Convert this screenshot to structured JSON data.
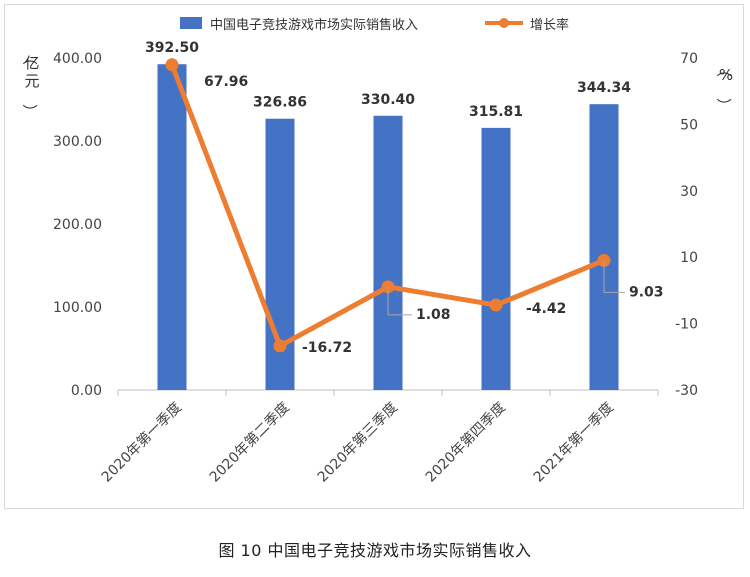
{
  "caption": "图 10  中国电子竞技游戏市场实际销售收入",
  "colors": {
    "bar": "#4472C4",
    "line": "#ED7D31",
    "axis": "#bfbfbf",
    "leader": "#a6a6a6"
  },
  "chart_data": {
    "type": "bar",
    "categories": [
      "2020年第一季度",
      "2020年第二季度",
      "2020年第三季度",
      "2020年第四季度",
      "2021年第一季度"
    ],
    "series": [
      {
        "name": "中国电子竞技游戏市场实际销售收入",
        "type": "bar",
        "axis": "left",
        "values": [
          392.5,
          326.86,
          330.4,
          315.81,
          344.34
        ],
        "labels": [
          "392.50",
          "326.86",
          "330.40",
          "315.81",
          "344.34"
        ]
      },
      {
        "name": "增长率",
        "type": "line",
        "axis": "right",
        "values": [
          67.96,
          -16.72,
          1.08,
          -4.42,
          9.03
        ],
        "labels": [
          "67.96",
          "-16.72",
          "1.08",
          "-4.42",
          "9.03"
        ]
      }
    ],
    "y_left": {
      "label": "（亿元）",
      "lim": [
        0,
        400
      ],
      "ticks": [
        0,
        100,
        200,
        300,
        400
      ],
      "tick_labels": [
        "0.00",
        "100.00",
        "200.00",
        "300.00",
        "400.00"
      ]
    },
    "y_right": {
      "label": "（%）",
      "lim": [
        -30,
        70
      ],
      "ticks": [
        -30,
        -10,
        10,
        30,
        50,
        70
      ],
      "tick_labels": [
        "-30",
        "-10",
        "10",
        "30",
        "50",
        "70"
      ]
    },
    "legend_position": "top-center",
    "grid": false
  }
}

[PROBLEM DESCRIPTION] Each line that holds the word "中国电子竞技游戏市场实际销售收入" should be extracted from the records.

[THE OUTPUT]
  "caption": "图 10  中国电子竞技游戏市场实际销售收入",
        "name": "中国电子竞技游戏市场实际销售收入",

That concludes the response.